Problem to work on: Please repeat all of the listing exactly.

____

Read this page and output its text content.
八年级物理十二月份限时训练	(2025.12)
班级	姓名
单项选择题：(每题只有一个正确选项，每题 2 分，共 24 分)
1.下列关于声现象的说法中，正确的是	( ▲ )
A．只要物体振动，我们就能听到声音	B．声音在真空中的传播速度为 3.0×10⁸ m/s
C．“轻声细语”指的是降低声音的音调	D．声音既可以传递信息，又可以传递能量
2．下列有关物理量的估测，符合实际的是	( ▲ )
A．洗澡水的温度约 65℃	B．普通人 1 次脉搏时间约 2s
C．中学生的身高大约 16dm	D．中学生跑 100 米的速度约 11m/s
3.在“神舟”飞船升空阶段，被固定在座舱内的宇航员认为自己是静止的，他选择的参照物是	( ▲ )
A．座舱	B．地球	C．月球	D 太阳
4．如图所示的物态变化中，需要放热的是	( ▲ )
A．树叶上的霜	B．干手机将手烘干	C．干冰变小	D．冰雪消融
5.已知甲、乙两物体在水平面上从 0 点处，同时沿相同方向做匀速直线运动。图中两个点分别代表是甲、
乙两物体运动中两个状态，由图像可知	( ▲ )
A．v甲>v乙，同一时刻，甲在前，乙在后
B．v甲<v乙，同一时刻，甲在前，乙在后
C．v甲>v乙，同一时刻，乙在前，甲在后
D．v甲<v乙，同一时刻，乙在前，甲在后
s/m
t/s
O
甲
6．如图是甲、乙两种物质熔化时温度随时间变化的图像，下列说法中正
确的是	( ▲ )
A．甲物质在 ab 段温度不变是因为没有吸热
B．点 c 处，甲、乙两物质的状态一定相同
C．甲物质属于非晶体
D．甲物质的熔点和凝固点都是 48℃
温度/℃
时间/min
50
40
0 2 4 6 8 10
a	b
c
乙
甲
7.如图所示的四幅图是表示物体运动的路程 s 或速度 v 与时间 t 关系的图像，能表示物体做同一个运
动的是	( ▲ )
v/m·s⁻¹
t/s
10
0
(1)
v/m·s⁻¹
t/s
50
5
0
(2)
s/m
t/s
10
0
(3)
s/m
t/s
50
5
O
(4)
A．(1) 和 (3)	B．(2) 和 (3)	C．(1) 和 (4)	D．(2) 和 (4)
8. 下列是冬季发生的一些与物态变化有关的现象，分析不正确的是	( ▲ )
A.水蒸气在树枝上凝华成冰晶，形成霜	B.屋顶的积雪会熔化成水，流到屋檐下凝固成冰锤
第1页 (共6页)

____

Reply:
Read this page and output its text content.
八年级物理十二月份限时训练	(2025.12)
班级	姓名
单项选择题：(每题只有一个正确选项，每题 2 分，共 24 分)
1.下列关于声现象的说法中，正确的是	( ▲ )
A．只要物体振动，我们就能听到声音	B．声音在真空中的传播速度为 3.0×10⁸ m/s
C．“轻声细语”指的是降低声音的音调	D．声音既可以传递信息，又可以传递能量
2．下列有关物理量的估测，符合实际的是	( ▲ )
A．洗澡水的温度约 65℃	B．普通人 1 次脉搏时间约 2s
C．中学生的身高大约 16dm	D．中学生跑 100 米的速度约 11m/s
3.在“神舟”飞船升空阶段，被固定在座舱内的宇航员认为自己是静止的，他选择的参照物是	( ▲ )
A．座舱	B．地球	C．月球	D 太阳
4．如图所示的物态变化中，需要放热的是	( ▲ )
A．树叶上的霜	B．干手机将手烘干	C．干冰变小	D．冰雪消融
5.已知甲、乙两物体在水平面上从 0 点处，同时沿相同方向做匀速直线运动。图中两个点分别代表是甲、
乙两物体运动中两个状态，由图像可知	( ▲ )
A．v甲>v乙，同一时刻，甲在前，乙在后
B．v甲<v乙，同一时刻，甲在前，乙在后
C．v甲>v乙，同一时刻，乙在前，甲在后
D．v甲<v乙，同一时刻，乙在前，甲在后
s/m
t/s
O
甲
6．如图是甲、乙两种物质熔化时温度随时间变化的图像，下列说法中正
确的是	( ▲ )
A．甲物质在 ab 段温度不变是因为没有吸热
B．点 c 处，甲、乙两物质的状态一定相同
C．甲物质属于非晶体
D．甲物质的熔点和凝固点都是 48℃
温度/℃
时间/min
50
40
0 2 4 6 8 10
a	b
c
乙
甲
7.如图所示的四幅图是表示物体运动的路程 s 或速度 v 与时间 t 关系的图像，能表示物体做同一个运
动的是	( ▲ )
v/m·s⁻¹
t/s
10
0
(1)
v/m·s⁻¹
t/s
50
5
0
(2)
s/m
t/s
10
0
(3)
s/m
t/s
50
5
O
(4)
A．(1) 和 (3)	B．(2) 和 (3)	C．(1) 和 (4)	D．(2) 和 (4)
8. 下列是冬季发生的一些与物态变化有关的现象，分析不正确的是	( ▲ )
A.水蒸气在树枝上凝华成冰晶，形成霜	B.屋顶的积雪会熔化成水，流到屋檐下凝固成冰锤
第1页 (共6页)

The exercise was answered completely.